(Input for this task)
----------------------------------------

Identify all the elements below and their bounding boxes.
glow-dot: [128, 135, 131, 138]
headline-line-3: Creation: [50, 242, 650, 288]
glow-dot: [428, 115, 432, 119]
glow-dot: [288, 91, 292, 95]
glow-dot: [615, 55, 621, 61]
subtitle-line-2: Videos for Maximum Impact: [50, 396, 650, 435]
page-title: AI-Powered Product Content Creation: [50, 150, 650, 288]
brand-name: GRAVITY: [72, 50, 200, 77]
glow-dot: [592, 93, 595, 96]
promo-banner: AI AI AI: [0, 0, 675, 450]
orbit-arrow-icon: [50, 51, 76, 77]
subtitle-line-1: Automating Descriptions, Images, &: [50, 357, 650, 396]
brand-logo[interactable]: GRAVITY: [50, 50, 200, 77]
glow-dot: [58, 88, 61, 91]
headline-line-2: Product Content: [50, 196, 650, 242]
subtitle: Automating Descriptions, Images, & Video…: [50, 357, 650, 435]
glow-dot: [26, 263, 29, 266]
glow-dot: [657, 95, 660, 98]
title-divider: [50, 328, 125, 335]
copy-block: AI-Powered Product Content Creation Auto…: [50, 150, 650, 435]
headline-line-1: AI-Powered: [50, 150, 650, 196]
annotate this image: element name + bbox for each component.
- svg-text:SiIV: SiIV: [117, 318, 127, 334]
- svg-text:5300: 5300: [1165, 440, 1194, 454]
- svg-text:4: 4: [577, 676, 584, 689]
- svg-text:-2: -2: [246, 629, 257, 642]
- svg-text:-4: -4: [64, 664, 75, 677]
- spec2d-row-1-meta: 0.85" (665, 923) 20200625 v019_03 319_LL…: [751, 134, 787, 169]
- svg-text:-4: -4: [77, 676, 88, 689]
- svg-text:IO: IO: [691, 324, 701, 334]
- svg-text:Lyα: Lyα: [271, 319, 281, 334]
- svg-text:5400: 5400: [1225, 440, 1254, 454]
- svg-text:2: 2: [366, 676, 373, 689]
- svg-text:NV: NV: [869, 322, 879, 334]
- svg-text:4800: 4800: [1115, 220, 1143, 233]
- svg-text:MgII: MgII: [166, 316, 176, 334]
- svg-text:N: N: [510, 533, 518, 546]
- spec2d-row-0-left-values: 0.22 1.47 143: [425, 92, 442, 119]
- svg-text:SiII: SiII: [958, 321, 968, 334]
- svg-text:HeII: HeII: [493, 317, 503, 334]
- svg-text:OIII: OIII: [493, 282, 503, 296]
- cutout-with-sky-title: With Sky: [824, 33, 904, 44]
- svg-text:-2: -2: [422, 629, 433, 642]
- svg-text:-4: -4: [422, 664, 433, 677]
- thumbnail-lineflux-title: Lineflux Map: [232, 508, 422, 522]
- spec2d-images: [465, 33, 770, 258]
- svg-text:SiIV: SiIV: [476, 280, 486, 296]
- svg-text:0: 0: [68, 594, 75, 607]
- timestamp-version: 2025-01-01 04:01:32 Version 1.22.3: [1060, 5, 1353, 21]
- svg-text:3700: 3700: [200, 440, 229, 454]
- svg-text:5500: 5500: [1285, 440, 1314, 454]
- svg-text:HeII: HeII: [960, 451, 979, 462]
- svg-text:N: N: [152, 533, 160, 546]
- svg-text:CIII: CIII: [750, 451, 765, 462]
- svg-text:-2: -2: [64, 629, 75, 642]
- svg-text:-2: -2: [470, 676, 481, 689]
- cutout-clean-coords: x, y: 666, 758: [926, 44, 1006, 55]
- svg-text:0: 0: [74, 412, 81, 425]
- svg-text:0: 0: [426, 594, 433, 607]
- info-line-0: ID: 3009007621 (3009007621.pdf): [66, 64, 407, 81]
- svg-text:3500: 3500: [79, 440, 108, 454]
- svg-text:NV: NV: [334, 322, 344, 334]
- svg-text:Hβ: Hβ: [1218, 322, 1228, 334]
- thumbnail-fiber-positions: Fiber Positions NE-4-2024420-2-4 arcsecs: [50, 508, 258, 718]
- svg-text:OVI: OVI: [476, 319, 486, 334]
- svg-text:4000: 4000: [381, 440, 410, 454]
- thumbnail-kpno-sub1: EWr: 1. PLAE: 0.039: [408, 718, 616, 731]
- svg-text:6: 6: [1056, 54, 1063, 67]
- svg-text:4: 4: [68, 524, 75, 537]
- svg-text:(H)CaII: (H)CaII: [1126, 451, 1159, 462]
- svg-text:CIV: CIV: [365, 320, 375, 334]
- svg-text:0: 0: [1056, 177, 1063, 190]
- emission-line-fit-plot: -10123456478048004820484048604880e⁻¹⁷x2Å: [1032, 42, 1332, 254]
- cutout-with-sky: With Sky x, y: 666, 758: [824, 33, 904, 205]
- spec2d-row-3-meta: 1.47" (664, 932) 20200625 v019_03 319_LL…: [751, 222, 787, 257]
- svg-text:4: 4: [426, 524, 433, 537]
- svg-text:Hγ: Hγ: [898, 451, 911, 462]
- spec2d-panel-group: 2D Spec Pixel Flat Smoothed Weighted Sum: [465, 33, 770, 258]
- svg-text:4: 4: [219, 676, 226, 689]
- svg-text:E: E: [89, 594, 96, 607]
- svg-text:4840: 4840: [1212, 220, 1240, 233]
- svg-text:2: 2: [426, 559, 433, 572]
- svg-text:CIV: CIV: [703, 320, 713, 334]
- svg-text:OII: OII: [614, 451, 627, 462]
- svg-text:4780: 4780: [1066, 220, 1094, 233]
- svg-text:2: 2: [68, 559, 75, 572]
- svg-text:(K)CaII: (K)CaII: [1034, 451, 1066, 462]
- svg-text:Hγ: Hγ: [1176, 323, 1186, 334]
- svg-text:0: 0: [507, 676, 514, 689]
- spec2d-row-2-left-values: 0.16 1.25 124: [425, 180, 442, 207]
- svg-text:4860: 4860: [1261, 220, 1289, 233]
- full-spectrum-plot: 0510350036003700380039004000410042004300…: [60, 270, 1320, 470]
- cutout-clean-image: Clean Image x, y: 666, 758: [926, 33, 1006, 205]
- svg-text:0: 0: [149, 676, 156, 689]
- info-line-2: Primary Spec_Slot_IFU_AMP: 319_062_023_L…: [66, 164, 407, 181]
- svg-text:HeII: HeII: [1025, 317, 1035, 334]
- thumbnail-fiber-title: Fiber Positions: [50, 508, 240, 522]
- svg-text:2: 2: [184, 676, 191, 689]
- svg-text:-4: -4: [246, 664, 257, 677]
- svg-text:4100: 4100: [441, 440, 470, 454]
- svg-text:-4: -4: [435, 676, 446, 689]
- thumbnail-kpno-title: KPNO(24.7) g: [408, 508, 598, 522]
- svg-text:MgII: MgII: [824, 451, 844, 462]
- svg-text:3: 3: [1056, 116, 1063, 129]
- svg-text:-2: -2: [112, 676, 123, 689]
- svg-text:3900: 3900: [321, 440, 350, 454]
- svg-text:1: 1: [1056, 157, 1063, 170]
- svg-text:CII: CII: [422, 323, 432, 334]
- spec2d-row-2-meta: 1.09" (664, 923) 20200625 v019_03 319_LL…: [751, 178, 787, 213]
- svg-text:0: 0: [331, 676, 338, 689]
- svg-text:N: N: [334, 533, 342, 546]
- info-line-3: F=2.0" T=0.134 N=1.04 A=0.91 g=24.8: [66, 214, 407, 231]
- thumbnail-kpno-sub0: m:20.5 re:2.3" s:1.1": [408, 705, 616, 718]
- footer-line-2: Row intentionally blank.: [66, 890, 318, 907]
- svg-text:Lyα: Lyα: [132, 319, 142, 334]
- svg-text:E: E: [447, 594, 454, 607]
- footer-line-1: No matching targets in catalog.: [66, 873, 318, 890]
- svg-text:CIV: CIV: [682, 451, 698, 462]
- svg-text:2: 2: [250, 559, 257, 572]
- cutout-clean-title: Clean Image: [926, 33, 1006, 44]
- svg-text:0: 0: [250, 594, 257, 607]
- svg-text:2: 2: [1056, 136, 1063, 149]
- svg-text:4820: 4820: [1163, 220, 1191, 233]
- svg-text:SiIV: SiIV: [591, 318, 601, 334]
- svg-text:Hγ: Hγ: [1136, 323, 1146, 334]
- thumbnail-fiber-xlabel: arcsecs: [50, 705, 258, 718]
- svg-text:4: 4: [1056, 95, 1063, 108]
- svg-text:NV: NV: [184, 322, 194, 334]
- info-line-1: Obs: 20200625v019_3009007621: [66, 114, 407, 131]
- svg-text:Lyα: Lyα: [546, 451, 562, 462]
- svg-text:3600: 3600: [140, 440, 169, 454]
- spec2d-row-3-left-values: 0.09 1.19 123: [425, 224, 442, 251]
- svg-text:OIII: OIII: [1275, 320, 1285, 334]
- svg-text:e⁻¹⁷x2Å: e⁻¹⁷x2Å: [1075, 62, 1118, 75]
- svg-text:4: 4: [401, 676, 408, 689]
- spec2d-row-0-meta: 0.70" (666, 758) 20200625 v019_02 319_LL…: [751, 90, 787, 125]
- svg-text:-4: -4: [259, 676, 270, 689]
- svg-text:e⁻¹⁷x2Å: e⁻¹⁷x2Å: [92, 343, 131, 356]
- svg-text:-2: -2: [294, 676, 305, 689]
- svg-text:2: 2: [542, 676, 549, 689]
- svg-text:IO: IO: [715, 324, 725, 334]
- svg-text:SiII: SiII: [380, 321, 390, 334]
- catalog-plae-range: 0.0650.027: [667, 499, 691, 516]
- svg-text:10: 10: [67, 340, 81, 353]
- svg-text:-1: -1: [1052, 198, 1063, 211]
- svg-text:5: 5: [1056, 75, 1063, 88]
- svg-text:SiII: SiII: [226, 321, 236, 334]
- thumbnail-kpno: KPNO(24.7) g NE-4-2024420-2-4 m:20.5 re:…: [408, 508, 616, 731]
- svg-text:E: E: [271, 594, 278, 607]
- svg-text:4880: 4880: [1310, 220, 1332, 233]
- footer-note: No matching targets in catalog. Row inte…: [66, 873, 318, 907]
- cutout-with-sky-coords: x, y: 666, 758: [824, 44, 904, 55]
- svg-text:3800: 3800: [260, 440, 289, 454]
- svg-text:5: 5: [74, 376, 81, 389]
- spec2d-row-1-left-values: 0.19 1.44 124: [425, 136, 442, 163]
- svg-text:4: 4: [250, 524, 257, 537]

----------------------------------------

(Task) Put every line of the listing, from its first line through the line containing "brand-logo[interactable]: GRAVITY: [50, 50, 200, 77]", into a numbered list, skipping any blank lines.

(Task solution)
1. Identify all the elements below and their bounding boxes.
2. glow-dot: [128, 135, 131, 138]
3. headline-line-3: Creation: [50, 242, 650, 288]
4. glow-dot: [428, 115, 432, 119]
5. glow-dot: [288, 91, 292, 95]
6. glow-dot: [615, 55, 621, 61]
7. subtitle-line-2: Videos for Maximum Impact: [50, 396, 650, 435]
8. page-title: AI-Powered Product Content Creation: [50, 150, 650, 288]
9. brand-name: GRAVITY: [72, 50, 200, 77]
10. glow-dot: [592, 93, 595, 96]
11. promo-banner: AI AI AI: [0, 0, 675, 450]
12. orbit-arrow-icon: [50, 51, 76, 77]
13. subtitle-line-1: Automating Descriptions, Images, &: [50, 357, 650, 396]
14. brand-logo[interactable]: GRAVITY: [50, 50, 200, 77]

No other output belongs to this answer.